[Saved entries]
....

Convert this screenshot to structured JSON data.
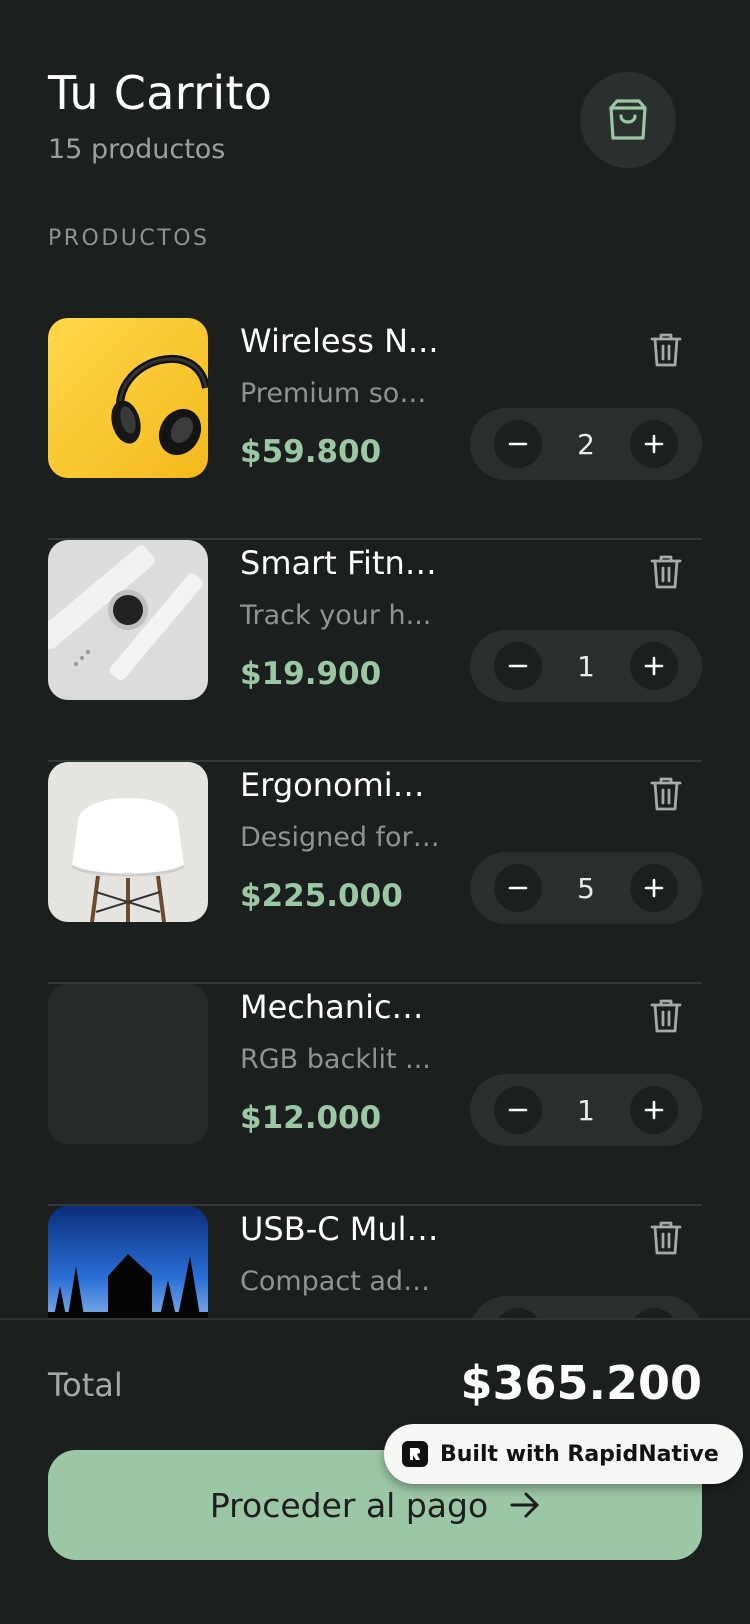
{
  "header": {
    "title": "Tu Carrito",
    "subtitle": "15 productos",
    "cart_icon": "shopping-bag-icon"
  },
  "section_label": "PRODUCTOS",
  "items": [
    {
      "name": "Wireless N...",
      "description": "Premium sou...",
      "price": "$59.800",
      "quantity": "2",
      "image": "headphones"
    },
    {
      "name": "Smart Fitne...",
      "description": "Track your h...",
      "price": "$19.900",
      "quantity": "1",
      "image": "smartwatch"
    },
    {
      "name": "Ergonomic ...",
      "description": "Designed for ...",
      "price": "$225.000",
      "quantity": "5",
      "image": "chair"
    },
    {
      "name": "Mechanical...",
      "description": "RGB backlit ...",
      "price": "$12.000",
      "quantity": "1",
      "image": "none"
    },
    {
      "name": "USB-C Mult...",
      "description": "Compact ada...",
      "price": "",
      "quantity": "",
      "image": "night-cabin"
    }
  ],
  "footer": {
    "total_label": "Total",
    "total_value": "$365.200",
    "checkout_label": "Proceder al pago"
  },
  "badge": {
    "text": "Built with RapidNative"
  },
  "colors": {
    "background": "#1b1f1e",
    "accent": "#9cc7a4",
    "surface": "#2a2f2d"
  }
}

....

To do >> Exclude the pictures and transcribe all of the entries exactly.

Finished task >>
Convert this screenshot to structured JSON data.
{
  "header": {
    "title": "Tu Carrito",
    "subtitle": "15 productos",
    "cart_icon": "shopping-bag-icon"
  },
  "section_label": "PRODUCTOS",
  "items": [
    {
      "name": "Wireless N...",
      "description": "Premium sou...",
      "price": "$59.800",
      "quantity": "2",
      "image": "headphones"
    },
    {
      "name": "Smart Fitne...",
      "description": "Track your h...",
      "price": "$19.900",
      "quantity": "1",
      "image": "smartwatch"
    },
    {
      "name": "Ergonomic ...",
      "description": "Designed for ...",
      "price": "$225.000",
      "quantity": "5",
      "image": "chair"
    },
    {
      "name": "Mechanical...",
      "description": "RGB backlit ...",
      "price": "$12.000",
      "quantity": "1",
      "image": "none"
    },
    {
      "name": "USB-C Mult...",
      "description": "Compact ada...",
      "price": "",
      "quantity": "",
      "image": "night-cabin"
    }
  ],
  "footer": {
    "total_label": "Total",
    "total_value": "$365.200",
    "checkout_label": "Proceder al pago"
  },
  "badge": {
    "text": "Built with RapidNative"
  },
  "colors": {
    "background": "#1b1f1e",
    "accent": "#9cc7a4",
    "surface": "#2a2f2d"
  }
}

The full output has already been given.